* [Material to process]:
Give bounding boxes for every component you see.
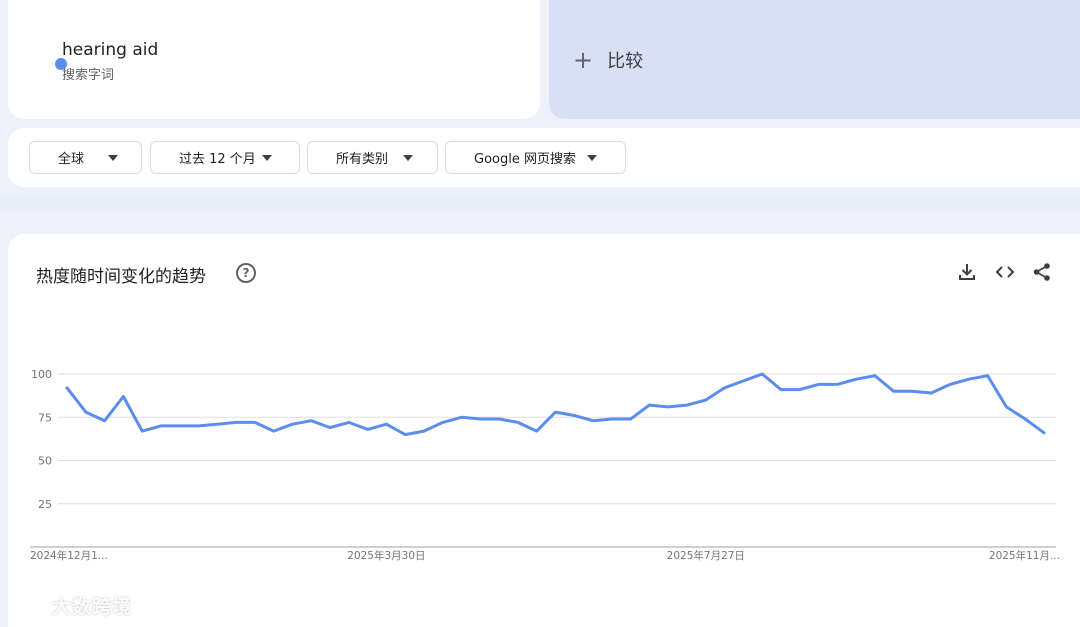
chevron-down-icon	[587, 155, 597, 161]
section-divider	[0, 195, 1080, 211]
help-icon[interactable]: ?	[236, 263, 256, 283]
search-type-filter-label: Google 网页搜索	[474, 152, 576, 167]
region-filter[interactable]: 全球	[29, 141, 142, 174]
plus-icon: +	[573, 45, 594, 74]
search-term-card[interactable]: hearing aid 搜索字词	[8, 0, 540, 119]
filter-bar: 全球 过去 12 个月 所有类别 Google 网页搜索	[8, 128, 1080, 187]
time-range-filter[interactable]: 过去 12 个月	[150, 141, 300, 174]
chevron-down-icon	[262, 155, 272, 161]
category-filter[interactable]: 所有类别	[307, 141, 438, 174]
share-icon[interactable]	[1032, 262, 1052, 286]
interest-over-time-card: 热度随时间变化的趋势 ?	[8, 234, 1080, 627]
region-filter-label: 全球	[58, 152, 85, 167]
chevron-down-icon	[403, 155, 413, 161]
embed-code-icon[interactable]	[994, 262, 1016, 286]
search-term-name[interactable]: hearing aid	[62, 40, 158, 60]
chevron-down-icon	[108, 155, 118, 161]
chart-title: 热度随时间变化的趋势	[36, 267, 206, 287]
search-type-filter[interactable]: Google 网页搜索	[445, 141, 626, 174]
time-range-filter-label: 过去 12 个月	[179, 152, 256, 167]
watermark: 大数跨境	[10, 592, 132, 619]
compare-label: 比较	[607, 50, 644, 72]
download-icon[interactable]	[958, 262, 976, 286]
category-filter-label: 所有类别	[336, 152, 389, 167]
watermark-logo	[10, 595, 47, 617]
search-term-type: 搜索字词	[62, 68, 115, 83]
compare-button[interactable]: + 比较	[549, 0, 1080, 119]
watermark-text: 大数跨境	[52, 596, 133, 618]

* [What this task involves]: Print every row, unchanged, from the line with "155, 597, 161]" to the line with "141, 142, 174]", including both of those lines.

* [Solution to this task]:
chevron-down-icon	[587, 155, 597, 161]
section-divider	[0, 195, 1080, 211]
help-icon[interactable]: ?	[236, 263, 256, 283]
search-type-filter-label: Google 网页搜索	[474, 152, 576, 167]
region-filter[interactable]: 全球	[29, 141, 142, 174]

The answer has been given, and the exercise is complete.